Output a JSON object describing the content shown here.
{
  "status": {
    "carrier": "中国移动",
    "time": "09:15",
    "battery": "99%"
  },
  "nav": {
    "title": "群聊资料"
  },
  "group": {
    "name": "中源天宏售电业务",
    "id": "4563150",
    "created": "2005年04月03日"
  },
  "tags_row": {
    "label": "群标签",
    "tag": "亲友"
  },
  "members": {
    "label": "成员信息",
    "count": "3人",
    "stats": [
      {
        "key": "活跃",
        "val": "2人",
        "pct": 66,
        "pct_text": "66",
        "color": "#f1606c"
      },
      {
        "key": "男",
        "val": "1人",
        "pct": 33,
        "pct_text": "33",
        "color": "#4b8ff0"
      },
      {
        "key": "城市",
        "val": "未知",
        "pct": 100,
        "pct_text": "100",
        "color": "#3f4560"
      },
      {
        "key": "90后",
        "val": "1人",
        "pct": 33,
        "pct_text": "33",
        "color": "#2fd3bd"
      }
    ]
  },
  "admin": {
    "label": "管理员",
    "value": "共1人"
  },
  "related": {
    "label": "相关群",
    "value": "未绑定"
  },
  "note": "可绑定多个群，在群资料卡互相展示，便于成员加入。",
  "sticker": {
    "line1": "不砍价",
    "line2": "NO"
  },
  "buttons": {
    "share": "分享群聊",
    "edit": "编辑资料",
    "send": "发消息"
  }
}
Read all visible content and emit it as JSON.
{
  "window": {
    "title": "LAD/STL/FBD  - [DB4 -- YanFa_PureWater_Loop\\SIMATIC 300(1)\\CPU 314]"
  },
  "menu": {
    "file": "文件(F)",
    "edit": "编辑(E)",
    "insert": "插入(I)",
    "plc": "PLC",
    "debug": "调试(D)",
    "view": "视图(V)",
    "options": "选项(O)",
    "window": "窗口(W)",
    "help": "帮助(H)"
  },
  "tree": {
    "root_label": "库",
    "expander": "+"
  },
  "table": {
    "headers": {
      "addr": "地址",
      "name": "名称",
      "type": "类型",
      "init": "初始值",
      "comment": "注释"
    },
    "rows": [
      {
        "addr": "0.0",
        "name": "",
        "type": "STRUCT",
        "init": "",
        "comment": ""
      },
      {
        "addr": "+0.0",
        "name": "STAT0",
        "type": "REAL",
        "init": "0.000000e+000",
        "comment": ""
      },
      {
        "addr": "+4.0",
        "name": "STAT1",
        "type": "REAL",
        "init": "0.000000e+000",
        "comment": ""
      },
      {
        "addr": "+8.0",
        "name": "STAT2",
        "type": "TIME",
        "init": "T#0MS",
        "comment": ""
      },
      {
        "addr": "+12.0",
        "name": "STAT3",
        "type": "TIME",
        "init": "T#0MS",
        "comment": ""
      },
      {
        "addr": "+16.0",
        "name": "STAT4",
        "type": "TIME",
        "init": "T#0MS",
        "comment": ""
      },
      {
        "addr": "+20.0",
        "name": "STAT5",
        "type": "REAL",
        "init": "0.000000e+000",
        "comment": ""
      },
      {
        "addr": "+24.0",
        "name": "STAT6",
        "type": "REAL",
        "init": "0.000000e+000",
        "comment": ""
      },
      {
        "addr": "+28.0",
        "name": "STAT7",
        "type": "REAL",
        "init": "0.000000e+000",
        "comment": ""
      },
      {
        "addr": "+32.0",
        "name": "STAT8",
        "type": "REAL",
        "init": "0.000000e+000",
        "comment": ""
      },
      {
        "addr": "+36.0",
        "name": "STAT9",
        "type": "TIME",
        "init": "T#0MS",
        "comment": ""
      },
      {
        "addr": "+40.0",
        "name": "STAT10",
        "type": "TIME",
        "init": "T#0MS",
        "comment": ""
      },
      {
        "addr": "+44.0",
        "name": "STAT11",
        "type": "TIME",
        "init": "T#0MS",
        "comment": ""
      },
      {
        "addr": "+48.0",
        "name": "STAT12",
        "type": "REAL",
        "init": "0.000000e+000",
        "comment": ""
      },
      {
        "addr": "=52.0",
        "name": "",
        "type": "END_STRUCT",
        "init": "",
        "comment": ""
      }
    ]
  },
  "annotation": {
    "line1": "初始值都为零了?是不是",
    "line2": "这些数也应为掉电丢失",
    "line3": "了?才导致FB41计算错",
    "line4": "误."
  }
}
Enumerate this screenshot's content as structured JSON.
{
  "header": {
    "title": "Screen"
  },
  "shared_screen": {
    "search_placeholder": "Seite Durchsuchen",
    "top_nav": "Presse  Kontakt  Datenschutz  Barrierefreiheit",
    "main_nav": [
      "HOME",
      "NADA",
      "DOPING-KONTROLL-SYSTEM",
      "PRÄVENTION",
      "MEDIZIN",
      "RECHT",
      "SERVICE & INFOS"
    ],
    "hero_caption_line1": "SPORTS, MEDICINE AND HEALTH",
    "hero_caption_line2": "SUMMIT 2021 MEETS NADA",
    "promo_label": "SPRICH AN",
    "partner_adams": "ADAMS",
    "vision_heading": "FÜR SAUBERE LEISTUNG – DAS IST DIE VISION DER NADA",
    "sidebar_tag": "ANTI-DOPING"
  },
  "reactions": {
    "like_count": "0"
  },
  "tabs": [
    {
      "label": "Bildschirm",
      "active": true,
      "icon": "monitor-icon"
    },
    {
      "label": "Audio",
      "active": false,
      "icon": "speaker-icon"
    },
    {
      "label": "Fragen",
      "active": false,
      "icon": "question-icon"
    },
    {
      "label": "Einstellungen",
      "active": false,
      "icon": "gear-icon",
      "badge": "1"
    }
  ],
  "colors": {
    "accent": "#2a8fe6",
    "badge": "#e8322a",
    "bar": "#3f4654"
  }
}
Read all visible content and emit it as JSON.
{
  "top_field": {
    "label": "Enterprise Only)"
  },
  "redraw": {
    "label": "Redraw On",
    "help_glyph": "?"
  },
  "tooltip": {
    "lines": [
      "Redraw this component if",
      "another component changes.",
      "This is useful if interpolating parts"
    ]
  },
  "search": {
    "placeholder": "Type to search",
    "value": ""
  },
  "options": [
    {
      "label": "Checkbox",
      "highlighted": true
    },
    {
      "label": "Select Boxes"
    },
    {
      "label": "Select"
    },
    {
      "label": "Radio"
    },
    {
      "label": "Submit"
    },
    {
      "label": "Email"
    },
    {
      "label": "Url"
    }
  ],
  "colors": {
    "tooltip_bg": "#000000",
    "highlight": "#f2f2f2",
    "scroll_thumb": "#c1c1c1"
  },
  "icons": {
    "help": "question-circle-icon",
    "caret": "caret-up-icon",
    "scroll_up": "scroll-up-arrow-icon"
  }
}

------------------------------

Exactly reproduce every record.

Output a JSON object describing the content shown here.
{
  "status": {
    "carrier": "中国移动",
    "time": "09:15",
    "battery": "99%"
  },
  "nav": {
    "title": "群聊资料"
  },
  "group": {
    "name": "中源天宏售电业务",
    "id": "4563150",
    "created": "2005年04月03日"
  },
  "tags_row": {
    "label": "群标签",
    "tag": "亲友"
  },
  "members": {
    "label": "成员信息",
    "count": "3人",
    "stats": [
      {
        "key": "活跃",
        "val": "2人",
        "pct": 66,
        "pct_text": "66",
        "color": "#f1606c"
      },
      {
        "key": "男",
        "val": "1人",
        "pct": 33,
        "pct_text": "33",
        "color": "#4b8ff0"
      },
      {
        "key": "城市",
        "val": "未知",
        "pct": 100,
        "pct_text": "100",
        "color": "#3f4560"
      },
      {
        "key": "90后",
        "val": "1人",
        "pct": 33,
        "pct_text": "33",
        "color": "#2fd3bd"
      }
    ]
  },
  "admin": {
    "label": "管理员",
    "value": "共1人"
  },
  "related": {
    "label": "相关群",
    "value": "未绑定"
  },
  "note": "可绑定多个群，在群资料卡互相展示，便于成员加入。",
  "sticker": {
    "line1": "不砍价",
    "line2": "NO"
  },
  "buttons": {
    "share": "分享群聊",
    "edit": "编辑资料",
    "send": "发消息"
  }
}
Read all visible content and emit it as JSON.
{
  "window": {
    "title": "LAD/STL/FBD  - [DB4 -- YanFa_PureWater_Loop\\SIMATIC 300(1)\\CPU 314]"
  },
  "menu": {
    "file": "文件(F)",
    "edit": "编辑(E)",
    "insert": "插入(I)",
    "plc": "PLC",
    "debug": "调试(D)",
    "view": "视图(V)",
    "options": "选项(O)",
    "window": "窗口(W)",
    "help": "帮助(H)"
  },
  "tree": {
    "root_label": "库",
    "expander": "+"
  },
  "table": {
    "headers": {
      "addr": "地址",
      "name": "名称",
      "type": "类型",
      "init": "初始值",
      "comment": "注释"
    },
    "rows": [
      {
        "addr": "0.0",
        "name": "",
        "type": "STRUCT",
        "init": "",
        "comment": ""
      },
      {
        "addr": "+0.0",
        "name": "STAT0",
        "type": "REAL",
        "init": "0.000000e+000",
        "comment": ""
      },
      {
        "addr": "+4.0",
        "name": "STAT1",
        "type": "REAL",
        "init": "0.000000e+000",
        "comment": ""
      },
      {
        "addr": "+8.0",
        "name": "STAT2",
        "type": "TIME",
        "init": "T#0MS",
        "comment": ""
      },
      {
        "addr": "+12.0",
        "name": "STAT3",
        "type": "TIME",
        "init": "T#0MS",
        "comment": ""
      },
      {
        "addr": "+16.0",
        "name": "STAT4",
        "type": "TIME",
        "init": "T#0MS",
        "comment": ""
      },
      {
        "addr": "+20.0",
        "name": "STAT5",
        "type": "REAL",
        "init": "0.000000e+000",
        "comment": ""
      },
      {
        "addr": "+24.0",
        "name": "STAT6",
        "type": "REAL",
        "init": "0.000000e+000",
        "comment": ""
      },
      {
        "addr": "+28.0",
        "name": "STAT7",
        "type": "REAL",
        "init": "0.000000e+000",
        "comment": ""
      },
      {
        "addr": "+32.0",
        "name": "STAT8",
        "type": "REAL",
        "init": "0.000000e+000",
        "comment": ""
      },
      {
        "addr": "+36.0",
        "name": "STAT9",
        "type": "TIME",
        "init": "T#0MS",
        "comment": ""
      },
      {
        "addr": "+40.0",
        "name": "STAT10",
        "type": "TIME",
        "init": "T#0MS",
        "comment": ""
      },
      {
        "addr": "+44.0",
        "name": "STAT11",
        "type": "TIME",
        "init": "T#0MS",
        "comment": ""
      },
      {
        "addr": "+48.0",
        "name": "STAT12",
        "type": "REAL",
        "init": "0.000000e+000",
        "comment": ""
      },
      {
        "addr": "=52.0",
        "name": "",
        "type": "END_STRUCT",
        "init": "",
        "comment": ""
      }
    ]
  },
  "annotation": {
    "line1": "初始值都为零了?是不是",
    "line2": "这些数也应为掉电丢失",
    "line3": "了?才导致FB41计算错",
    "line4": "误."
  }
}
Enumerate this screenshot's content as structured JSON.
{
  "header": {
    "title": "Screen"
  },
  "shared_screen": {
    "search_placeholder": "Seite Durchsuchen",
    "top_nav": "Presse  Kontakt  Datenschutz  Barrierefreiheit",
    "main_nav": [
      "HOME",
      "NADA",
      "DOPING-KONTROLL-SYSTEM",
      "PRÄVENTION",
      "MEDIZIN",
      "RECHT",
      "SERVICE & INFOS"
    ],
    "hero_caption_line1": "SPORTS, MEDICINE AND HEALTH",
    "hero_caption_line2": "SUMMIT 2021 MEETS NADA",
    "promo_label": "SPRICH AN",
    "partner_adams": "ADAMS",
    "vision_heading": "FÜR SAUBERE LEISTUNG – DAS IST DIE VISION DER NADA",
    "sidebar_tag": "ANTI-DOPING"
  },
  "reactions": {
    "like_count": "0"
  },
  "tabs": [
    {
      "label": "Bildschirm",
      "active": true,
      "icon": "monitor-icon"
    },
    {
      "label": "Audio",
      "active": false,
      "icon": "speaker-icon"
    },
    {
      "label": "Fragen",
      "active": false,
      "icon": "question-icon"
    },
    {
      "label": "Einstellungen",
      "active": false,
      "icon": "gear-icon",
      "badge": "1"
    }
  ],
  "colors": {
    "accent": "#2a8fe6",
    "badge": "#e8322a",
    "bar": "#3f4654"
  }
}
Read all visible content and emit it as JSON.
{
  "top_field": {
    "label": "Enterprise Only)"
  },
  "redraw": {
    "label": "Redraw On",
    "help_glyph": "?"
  },
  "tooltip": {
    "lines": [
      "Redraw this component if",
      "another component changes.",
      "This is useful if interpolating parts"
    ]
  },
  "search": {
    "placeholder": "Type to search",
    "value": ""
  },
  "options": [
    {
      "label": "Checkbox",
      "highlighted": true
    },
    {
      "label": "Select Boxes"
    },
    {
      "label": "Select"
    },
    {
      "label": "Radio"
    },
    {
      "label": "Submit"
    },
    {
      "label": "Email"
    },
    {
      "label": "Url"
    }
  ],
  "colors": {
    "tooltip_bg": "#000000",
    "highlight": "#f2f2f2",
    "scroll_thumb": "#c1c1c1"
  },
  "icons": {
    "help": "question-circle-icon",
    "caret": "caret-up-icon",
    "scroll_up": "scroll-up-arrow-icon"
  }
}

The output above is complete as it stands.